(Layout records)
□ □ □ □ □
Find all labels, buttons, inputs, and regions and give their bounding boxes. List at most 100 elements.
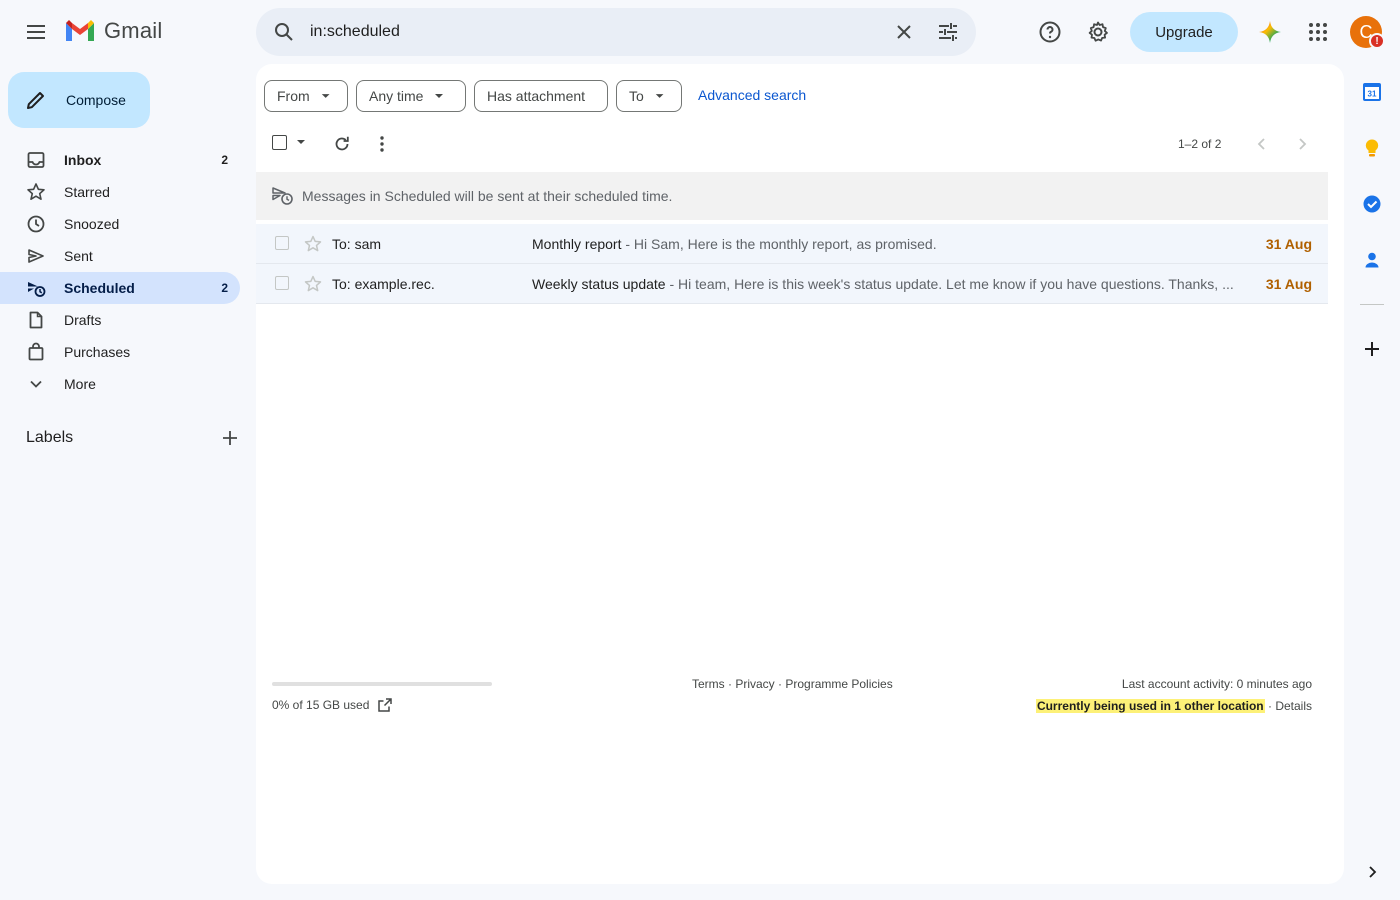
main-panel: From Any time Has attachment To Advanced…	[256, 64, 1344, 884]
support-button[interactable]	[1030, 12, 1070, 52]
star-icon[interactable]	[303, 234, 323, 254]
get-addons-button[interactable]	[1358, 335, 1386, 363]
row-checkbox[interactable]	[275, 276, 289, 290]
sidebar-item-more[interactable]: More	[0, 368, 240, 400]
sidebar-item-scheduled[interactable]: Scheduled 2	[0, 272, 240, 304]
search-options-button[interactable]	[928, 12, 968, 52]
refresh-button[interactable]	[322, 124, 362, 164]
message-recipient: To: sam	[332, 236, 382, 252]
storage-usage: 0% of 15 GB used	[272, 697, 393, 713]
scheduled-count: 2	[221, 281, 228, 295]
account-alert-badge: !	[1369, 33, 1385, 49]
activity-location-line: Currently being used in 1 other location…	[1035, 699, 1312, 713]
dropdown-arrow-icon	[435, 94, 444, 98]
to-filter-chip[interactable]: To	[616, 80, 682, 112]
last-activity-text: Last account activity: 0 minutes ago	[1121, 677, 1312, 691]
clock-icon	[26, 214, 46, 234]
sidebar-item-label: Snoozed	[64, 216, 120, 232]
tasks-app-button[interactable]	[1358, 190, 1386, 218]
storage-usage-text: 0% of 15 GB used	[272, 698, 370, 712]
contacts-app-button[interactable]	[1358, 246, 1386, 274]
search-input[interactable]	[310, 20, 870, 44]
account-activity: Last account activity: 0 minutes ago Cur…	[1035, 677, 1312, 713]
chip-label: Any time	[369, 88, 424, 104]
from-filter-chip[interactable]: From	[264, 80, 348, 112]
plus-icon	[223, 431, 237, 445]
pencil-icon	[27, 92, 44, 109]
separator: ·	[724, 677, 736, 691]
privacy-link[interactable]: Privacy	[735, 677, 774, 691]
refresh-icon	[335, 136, 349, 151]
sidebar-item-inbox[interactable]: Inbox 2	[0, 144, 240, 176]
footer-links: Terms · Privacy · Programme Policies	[692, 677, 893, 691]
calendar-icon: 31	[1363, 83, 1381, 101]
star-icon[interactable]	[303, 274, 323, 294]
calendar-app-button[interactable]: 31	[1358, 78, 1386, 106]
dropdown-arrow-icon	[321, 94, 330, 98]
clear-search-button[interactable]	[884, 12, 924, 52]
compose-label: Compose	[66, 92, 126, 108]
activity-details-link[interactable]: Details	[1275, 699, 1312, 713]
sidebar-item-starred[interactable]: Starred	[0, 176, 240, 208]
any-time-filter-chip[interactable]: Any time	[356, 80, 466, 112]
banner-text: Messages in Scheduled will be sent at th…	[302, 188, 673, 204]
sidebar-item-label: More	[64, 376, 96, 392]
message-row[interactable]: To: sam Monthly report - Hi Sam, Here is…	[256, 224, 1328, 264]
manage-storage-link[interactable]	[377, 697, 393, 713]
chevron-left-icon	[1257, 138, 1265, 150]
draft-icon	[26, 310, 46, 330]
message-subject: Monthly report	[532, 236, 622, 252]
programme-policies-link[interactable]: Programme Policies	[785, 677, 892, 691]
message-date: 31 Aug	[1265, 276, 1312, 292]
gemini-button[interactable]	[1250, 12, 1290, 52]
message-subject: Weekly status update	[532, 276, 666, 292]
sidebar-item-label: Scheduled	[64, 280, 135, 296]
terms-link[interactable]: Terms	[692, 677, 725, 691]
sidebar-item-label: Sent	[64, 248, 93, 264]
sidebar-item-snoozed[interactable]: Snoozed	[0, 208, 240, 240]
open-in-new-icon	[378, 698, 393, 712]
labels-header: Labels	[26, 426, 240, 450]
upgrade-button[interactable]: Upgrade	[1130, 12, 1238, 52]
storage-usage-bar	[272, 682, 492, 686]
show-side-panel-button[interactable]	[1352, 852, 1392, 892]
message-subject-line: Weekly status update - Hi team, Here is …	[532, 276, 1242, 292]
gemini-sparkle-icon	[1259, 21, 1281, 43]
sidebar-item-sent[interactable]: Sent	[0, 240, 240, 272]
main-menu-button[interactable]	[16, 12, 56, 52]
sidebar-item-drafts[interactable]: Drafts	[0, 304, 240, 336]
create-label-button[interactable]	[220, 428, 240, 448]
search-button[interactable]	[264, 12, 304, 52]
older-page-button[interactable]	[1282, 124, 1322, 164]
google-apps-button[interactable]	[1298, 12, 1338, 52]
compose-button[interactable]: Compose	[8, 72, 150, 128]
sidebar-item-purchases[interactable]: Purchases	[0, 336, 240, 368]
labels-title: Labels	[26, 429, 74, 446]
search-bar	[256, 8, 976, 56]
more-vert-icon	[380, 136, 384, 152]
sidebar-item-label: Drafts	[64, 312, 102, 328]
settings-button[interactable]	[1078, 12, 1118, 52]
newer-page-button[interactable]	[1242, 124, 1282, 164]
keep-app-button[interactable]	[1358, 134, 1386, 162]
advanced-search-link[interactable]: Advanced search	[698, 87, 806, 103]
select-all-checkbox[interactable]	[272, 134, 309, 150]
dropdown-arrow-icon	[655, 94, 664, 98]
gmail-logo[interactable]: Gmail	[64, 18, 162, 44]
tune-icon	[939, 23, 957, 41]
close-icon	[897, 25, 911, 39]
star-icon	[26, 182, 46, 202]
message-row[interactable]: To: example.rec. Weekly status update - …	[256, 264, 1328, 304]
contacts-icon	[1365, 252, 1379, 268]
pagination-range: 1–2 of 2	[1178, 137, 1222, 151]
chip-label: Has attachment	[487, 88, 586, 104]
plus-icon	[1365, 342, 1379, 356]
has-attachment-filter-chip[interactable]: Has attachment	[474, 80, 608, 112]
sidebar-item-label: Purchases	[64, 344, 131, 360]
message-date: 31 Aug	[1265, 236, 1312, 252]
message-snippet: - Hi team, Here is this week's status up…	[665, 276, 1234, 292]
send-icon	[26, 246, 46, 266]
more-actions-button[interactable]	[362, 124, 402, 164]
row-checkbox[interactable]	[275, 236, 289, 250]
side-panel: 31	[1344, 64, 1400, 900]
□ □ □ □ □
TASK GOAL » Rewrite the records with every "dropdown-arrow-icon" changed to "caret-icon" and everything else left the same. Leave the pictures out.

EXERCISE SOLUTION »
Find all labels, buttons, inputs, and regions and give their bounding boxes. List at most 100 elements.
main-panel: From Any time Has attachment To Advanced…	[256, 64, 1344, 884]
support-button[interactable]	[1030, 12, 1070, 52]
star-icon[interactable]	[303, 234, 323, 254]
get-addons-button[interactable]	[1358, 335, 1386, 363]
row-checkbox[interactable]	[275, 276, 289, 290]
sidebar-item-more[interactable]: More	[0, 368, 240, 400]
sidebar-item-scheduled[interactable]: Scheduled 2	[0, 272, 240, 304]
search-options-button[interactable]	[928, 12, 968, 52]
refresh-button[interactable]	[322, 124, 362, 164]
message-recipient: To: sam	[332, 236, 382, 252]
storage-usage: 0% of 15 GB used	[272, 697, 393, 713]
scheduled-count: 2	[221, 281, 228, 295]
account-alert-badge: !	[1369, 33, 1385, 49]
activity-location-line: Currently being used in 1 other location…	[1035, 699, 1312, 713]
caret-icon	[435, 94, 444, 98]
to-filter-chip[interactable]: To	[616, 80, 682, 112]
last-activity-text: Last account activity: 0 minutes ago	[1121, 677, 1312, 691]
clock-icon	[26, 214, 46, 234]
sidebar-item-label: Snoozed	[64, 216, 120, 232]
tasks-app-button[interactable]	[1358, 190, 1386, 218]
storage-usage-text: 0% of 15 GB used	[272, 698, 370, 712]
contacts-app-button[interactable]	[1358, 246, 1386, 274]
search-input[interactable]	[310, 20, 870, 44]
account-activity: Last account activity: 0 minutes ago Cur…	[1035, 677, 1312, 713]
chip-label: Any time	[369, 88, 424, 104]
from-filter-chip[interactable]: From	[264, 80, 348, 112]
plus-icon	[223, 431, 237, 445]
pencil-icon	[27, 92, 44, 109]
separator: ·	[724, 677, 736, 691]
privacy-link[interactable]: Privacy	[735, 677, 774, 691]
refresh-icon	[335, 136, 349, 151]
sidebar-item-inbox[interactable]: Inbox 2	[0, 144, 240, 176]
footer-links: Terms · Privacy · Programme Policies	[692, 677, 893, 691]
calendar-icon: 31	[1363, 83, 1381, 101]
star-icon[interactable]	[303, 274, 323, 294]
calendar-app-button[interactable]: 31	[1358, 78, 1386, 106]
caret-icon	[321, 94, 330, 98]
clear-search-button[interactable]	[884, 12, 924, 52]
compose-label: Compose	[66, 92, 126, 108]
activity-details-link[interactable]: Details	[1275, 699, 1312, 713]
sidebar-item-starred[interactable]: Starred	[0, 176, 240, 208]
any-time-filter-chip[interactable]: Any time	[356, 80, 466, 112]
banner-text: Messages in Scheduled will be sent at th…	[302, 188, 673, 204]
sidebar-item-label: More	[64, 376, 96, 392]
message-row[interactable]: To: sam Monthly report - Hi Sam, Here is…	[256, 224, 1328, 264]
manage-storage-link[interactable]	[377, 697, 393, 713]
chevron-left-icon	[1257, 138, 1265, 150]
draft-icon	[26, 310, 46, 330]
message-subject: Monthly report	[532, 236, 622, 252]
programme-policies-link[interactable]: Programme Policies	[785, 677, 892, 691]
message-date: 31 Aug	[1265, 276, 1312, 292]
gemini-button[interactable]	[1250, 12, 1290, 52]
message-subject: Weekly status update	[532, 276, 666, 292]
sidebar-item-label: Scheduled	[64, 280, 135, 296]
terms-link[interactable]: Terms	[692, 677, 725, 691]
sidebar-item-label: Sent	[64, 248, 93, 264]
sidebar-item-snoozed[interactable]: Snoozed	[0, 208, 240, 240]
open-in-new-icon	[378, 698, 393, 712]
labels-header: Labels	[26, 426, 240, 450]
upgrade-button[interactable]: Upgrade	[1130, 12, 1238, 52]
storage-usage-bar	[272, 682, 492, 686]
show-side-panel-button[interactable]	[1352, 852, 1392, 892]
message-subject-line: Weekly status update - Hi team, Here is …	[532, 276, 1242, 292]
gemini-sparkle-icon	[1259, 21, 1281, 43]
sidebar-item-sent[interactable]: Sent	[0, 240, 240, 272]
main-menu-button[interactable]	[16, 12, 56, 52]
sidebar-item-drafts[interactable]: Drafts	[0, 304, 240, 336]
create-label-button[interactable]	[220, 428, 240, 448]
search-button[interactable]	[264, 12, 304, 52]
older-page-button[interactable]	[1282, 124, 1322, 164]
google-apps-button[interactable]	[1298, 12, 1338, 52]
compose-button[interactable]: Compose	[8, 72, 150, 128]
sidebar-item-purchases[interactable]: Purchases	[0, 336, 240, 368]
labels-title: Labels	[26, 429, 74, 446]
search-bar	[256, 8, 976, 56]
more-vert-icon	[380, 136, 384, 152]
sidebar-item-label: Drafts	[64, 312, 102, 328]
settings-button[interactable]	[1078, 12, 1118, 52]
newer-page-button[interactable]	[1242, 124, 1282, 164]
keep-app-button[interactable]	[1358, 134, 1386, 162]
advanced-search-link[interactable]: Advanced search	[698, 87, 806, 103]
select-all-checkbox[interactable]	[272, 134, 309, 150]
caret-icon	[655, 94, 664, 98]
gmail-logo[interactable]: Gmail	[64, 18, 162, 44]
tune-icon	[939, 23, 957, 41]
close-icon	[897, 25, 911, 39]
star-icon	[26, 182, 46, 202]
message-row[interactable]: To: example.rec. Weekly status update - …	[256, 264, 1328, 304]
contacts-icon	[1365, 252, 1379, 268]
pagination-range: 1–2 of 2	[1178, 137, 1222, 151]
chip-label: Has attachment	[487, 88, 586, 104]
plus-icon	[1365, 342, 1379, 356]
has-attachment-filter-chip[interactable]: Has attachment	[474, 80, 608, 112]
sidebar-item-label: Purchases	[64, 344, 131, 360]
message-date: 31 Aug	[1265, 236, 1312, 252]
message-snippet: - Hi team, Here is this week's status up…	[665, 276, 1234, 292]
send-icon	[26, 246, 46, 266]
more-actions-button[interactable]	[362, 124, 402, 164]
row-checkbox[interactable]	[275, 236, 289, 250]
side-panel: 31	[1344, 64, 1400, 900]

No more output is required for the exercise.